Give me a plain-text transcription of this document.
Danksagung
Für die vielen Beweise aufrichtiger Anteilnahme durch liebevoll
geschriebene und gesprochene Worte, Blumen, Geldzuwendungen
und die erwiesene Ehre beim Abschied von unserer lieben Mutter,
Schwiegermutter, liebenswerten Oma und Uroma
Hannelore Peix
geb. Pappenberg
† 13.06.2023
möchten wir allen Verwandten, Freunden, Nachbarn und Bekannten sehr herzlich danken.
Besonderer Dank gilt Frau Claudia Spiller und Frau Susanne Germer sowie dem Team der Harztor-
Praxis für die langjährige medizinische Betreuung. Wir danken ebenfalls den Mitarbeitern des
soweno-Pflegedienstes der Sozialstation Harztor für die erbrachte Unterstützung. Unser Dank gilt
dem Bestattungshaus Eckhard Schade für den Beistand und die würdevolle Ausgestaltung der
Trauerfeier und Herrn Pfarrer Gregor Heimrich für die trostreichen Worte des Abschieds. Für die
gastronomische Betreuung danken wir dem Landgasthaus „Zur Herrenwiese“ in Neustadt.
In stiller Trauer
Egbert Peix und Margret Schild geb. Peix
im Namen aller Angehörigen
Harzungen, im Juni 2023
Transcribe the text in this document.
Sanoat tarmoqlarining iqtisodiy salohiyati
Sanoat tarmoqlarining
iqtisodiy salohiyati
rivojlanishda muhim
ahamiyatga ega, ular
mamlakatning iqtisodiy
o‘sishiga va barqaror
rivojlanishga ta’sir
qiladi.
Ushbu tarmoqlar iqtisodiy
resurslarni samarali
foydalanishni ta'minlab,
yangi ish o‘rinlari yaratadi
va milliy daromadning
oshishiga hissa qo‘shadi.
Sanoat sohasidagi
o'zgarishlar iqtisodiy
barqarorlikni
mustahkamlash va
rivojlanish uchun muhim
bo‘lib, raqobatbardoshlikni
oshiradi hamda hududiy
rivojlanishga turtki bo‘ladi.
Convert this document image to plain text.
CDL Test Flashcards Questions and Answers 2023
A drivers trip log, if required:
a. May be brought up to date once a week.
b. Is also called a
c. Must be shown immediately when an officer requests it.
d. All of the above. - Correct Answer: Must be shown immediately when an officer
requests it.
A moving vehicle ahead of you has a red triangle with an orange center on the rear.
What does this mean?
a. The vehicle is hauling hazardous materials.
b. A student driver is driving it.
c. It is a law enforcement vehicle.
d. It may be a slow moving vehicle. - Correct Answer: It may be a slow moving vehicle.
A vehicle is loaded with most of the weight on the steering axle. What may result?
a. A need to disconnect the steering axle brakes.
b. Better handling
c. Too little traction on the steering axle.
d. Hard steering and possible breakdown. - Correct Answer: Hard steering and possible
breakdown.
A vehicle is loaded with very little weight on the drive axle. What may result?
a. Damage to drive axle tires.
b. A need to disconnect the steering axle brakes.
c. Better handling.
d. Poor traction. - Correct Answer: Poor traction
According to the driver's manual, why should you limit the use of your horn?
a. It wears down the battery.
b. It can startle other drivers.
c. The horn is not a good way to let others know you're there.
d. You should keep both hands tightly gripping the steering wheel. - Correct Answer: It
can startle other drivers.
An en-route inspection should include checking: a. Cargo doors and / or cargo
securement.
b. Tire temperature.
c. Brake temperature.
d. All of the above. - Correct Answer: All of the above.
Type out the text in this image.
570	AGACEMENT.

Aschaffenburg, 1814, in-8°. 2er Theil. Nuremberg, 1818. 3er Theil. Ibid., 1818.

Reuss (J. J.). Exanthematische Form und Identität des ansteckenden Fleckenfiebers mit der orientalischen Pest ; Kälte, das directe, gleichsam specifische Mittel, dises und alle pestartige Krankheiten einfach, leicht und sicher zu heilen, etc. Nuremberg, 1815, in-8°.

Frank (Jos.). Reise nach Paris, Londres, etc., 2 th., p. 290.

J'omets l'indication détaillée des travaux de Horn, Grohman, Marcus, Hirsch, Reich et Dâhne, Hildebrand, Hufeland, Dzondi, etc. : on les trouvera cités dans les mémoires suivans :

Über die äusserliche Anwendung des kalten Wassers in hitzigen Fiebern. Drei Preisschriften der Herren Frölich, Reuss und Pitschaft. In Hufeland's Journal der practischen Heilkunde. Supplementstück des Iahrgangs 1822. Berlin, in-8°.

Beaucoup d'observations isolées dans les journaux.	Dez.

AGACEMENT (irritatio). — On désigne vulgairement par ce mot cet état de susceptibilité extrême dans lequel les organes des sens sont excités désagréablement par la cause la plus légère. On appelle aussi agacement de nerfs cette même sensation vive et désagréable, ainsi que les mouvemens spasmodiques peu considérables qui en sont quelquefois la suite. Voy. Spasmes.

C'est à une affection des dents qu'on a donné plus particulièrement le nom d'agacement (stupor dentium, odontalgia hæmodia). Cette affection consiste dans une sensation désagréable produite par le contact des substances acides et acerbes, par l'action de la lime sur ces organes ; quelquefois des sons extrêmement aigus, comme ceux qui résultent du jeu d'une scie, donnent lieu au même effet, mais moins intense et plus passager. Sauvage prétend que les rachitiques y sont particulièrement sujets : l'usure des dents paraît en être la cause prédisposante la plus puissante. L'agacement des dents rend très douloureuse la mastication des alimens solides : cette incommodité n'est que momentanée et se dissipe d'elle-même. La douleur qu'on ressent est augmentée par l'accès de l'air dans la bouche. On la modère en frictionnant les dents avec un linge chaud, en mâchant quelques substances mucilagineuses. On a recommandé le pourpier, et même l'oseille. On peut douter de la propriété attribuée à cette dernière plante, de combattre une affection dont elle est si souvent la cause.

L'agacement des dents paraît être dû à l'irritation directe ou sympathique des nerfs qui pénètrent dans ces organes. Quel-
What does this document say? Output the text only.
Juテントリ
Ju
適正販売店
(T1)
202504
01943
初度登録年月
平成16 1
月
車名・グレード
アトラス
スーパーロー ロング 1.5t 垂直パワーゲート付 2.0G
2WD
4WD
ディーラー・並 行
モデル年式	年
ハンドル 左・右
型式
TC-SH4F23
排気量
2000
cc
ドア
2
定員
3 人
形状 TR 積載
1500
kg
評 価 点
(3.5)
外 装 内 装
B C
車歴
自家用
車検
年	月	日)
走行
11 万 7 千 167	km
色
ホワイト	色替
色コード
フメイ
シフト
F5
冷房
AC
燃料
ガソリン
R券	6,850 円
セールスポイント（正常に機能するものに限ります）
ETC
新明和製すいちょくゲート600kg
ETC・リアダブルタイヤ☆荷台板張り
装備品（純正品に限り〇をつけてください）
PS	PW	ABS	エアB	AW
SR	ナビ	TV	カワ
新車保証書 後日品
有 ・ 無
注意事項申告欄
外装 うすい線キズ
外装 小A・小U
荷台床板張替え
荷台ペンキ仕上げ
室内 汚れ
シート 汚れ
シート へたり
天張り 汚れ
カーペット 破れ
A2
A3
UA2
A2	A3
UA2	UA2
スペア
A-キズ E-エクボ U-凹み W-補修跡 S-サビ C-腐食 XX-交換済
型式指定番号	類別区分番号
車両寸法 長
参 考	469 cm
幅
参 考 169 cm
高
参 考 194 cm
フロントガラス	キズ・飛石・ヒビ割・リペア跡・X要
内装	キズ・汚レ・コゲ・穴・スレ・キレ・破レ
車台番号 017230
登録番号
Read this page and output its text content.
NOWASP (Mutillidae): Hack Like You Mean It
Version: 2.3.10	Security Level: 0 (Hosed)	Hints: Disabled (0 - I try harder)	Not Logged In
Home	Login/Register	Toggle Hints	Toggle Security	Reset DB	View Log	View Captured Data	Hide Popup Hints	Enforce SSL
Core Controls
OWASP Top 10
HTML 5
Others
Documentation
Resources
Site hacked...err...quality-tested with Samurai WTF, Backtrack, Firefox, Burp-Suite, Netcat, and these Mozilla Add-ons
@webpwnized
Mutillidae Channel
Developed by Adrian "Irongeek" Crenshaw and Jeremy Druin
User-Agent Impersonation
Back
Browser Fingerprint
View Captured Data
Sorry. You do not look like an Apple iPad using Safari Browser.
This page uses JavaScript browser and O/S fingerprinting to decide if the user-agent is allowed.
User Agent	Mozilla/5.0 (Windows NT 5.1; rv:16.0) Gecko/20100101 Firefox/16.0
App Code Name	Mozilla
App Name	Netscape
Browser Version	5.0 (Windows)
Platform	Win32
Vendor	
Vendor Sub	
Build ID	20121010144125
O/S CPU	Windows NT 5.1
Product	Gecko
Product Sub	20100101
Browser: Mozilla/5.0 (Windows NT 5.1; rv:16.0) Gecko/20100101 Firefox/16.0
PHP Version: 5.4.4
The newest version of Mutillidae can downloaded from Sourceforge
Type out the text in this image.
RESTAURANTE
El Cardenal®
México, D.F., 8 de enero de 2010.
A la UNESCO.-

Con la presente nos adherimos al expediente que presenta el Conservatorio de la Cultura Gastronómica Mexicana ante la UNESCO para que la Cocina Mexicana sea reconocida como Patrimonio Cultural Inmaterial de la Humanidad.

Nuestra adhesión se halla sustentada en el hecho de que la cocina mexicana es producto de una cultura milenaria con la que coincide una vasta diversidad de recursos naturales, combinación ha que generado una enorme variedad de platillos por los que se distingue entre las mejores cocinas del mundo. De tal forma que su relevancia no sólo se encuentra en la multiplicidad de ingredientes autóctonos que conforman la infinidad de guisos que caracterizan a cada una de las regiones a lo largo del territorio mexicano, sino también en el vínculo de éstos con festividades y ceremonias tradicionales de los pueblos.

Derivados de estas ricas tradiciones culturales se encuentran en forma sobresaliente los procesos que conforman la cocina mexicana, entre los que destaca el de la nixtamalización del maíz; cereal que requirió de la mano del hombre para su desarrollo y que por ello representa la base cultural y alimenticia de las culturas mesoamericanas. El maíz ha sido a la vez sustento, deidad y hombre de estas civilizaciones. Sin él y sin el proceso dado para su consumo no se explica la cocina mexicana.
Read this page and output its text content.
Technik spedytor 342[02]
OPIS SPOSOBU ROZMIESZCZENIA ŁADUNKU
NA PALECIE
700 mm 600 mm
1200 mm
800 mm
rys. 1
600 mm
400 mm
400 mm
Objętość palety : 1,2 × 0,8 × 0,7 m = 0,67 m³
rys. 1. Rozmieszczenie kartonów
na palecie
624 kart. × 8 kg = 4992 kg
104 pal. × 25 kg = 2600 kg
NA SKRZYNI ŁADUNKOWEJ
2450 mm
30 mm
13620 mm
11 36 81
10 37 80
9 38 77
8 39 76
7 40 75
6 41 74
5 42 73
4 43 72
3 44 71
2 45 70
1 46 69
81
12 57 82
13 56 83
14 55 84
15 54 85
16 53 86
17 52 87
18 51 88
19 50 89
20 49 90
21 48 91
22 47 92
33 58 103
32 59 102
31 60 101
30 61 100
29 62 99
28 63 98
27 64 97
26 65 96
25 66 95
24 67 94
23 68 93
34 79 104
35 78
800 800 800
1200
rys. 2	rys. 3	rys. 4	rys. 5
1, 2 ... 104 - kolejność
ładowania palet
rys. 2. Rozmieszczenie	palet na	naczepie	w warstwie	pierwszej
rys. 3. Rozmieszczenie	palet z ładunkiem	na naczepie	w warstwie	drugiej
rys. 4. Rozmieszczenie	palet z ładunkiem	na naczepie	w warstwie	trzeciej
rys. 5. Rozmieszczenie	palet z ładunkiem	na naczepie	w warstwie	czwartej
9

===============

Identify every line above with the string "Captured" in it. Copy those lines.

Home	Login/Register	Toggle Hints	Toggle Security	Reset DB	View Log	View Captured Data	Hide Popup Hints	Enforce SSL
View Captured Data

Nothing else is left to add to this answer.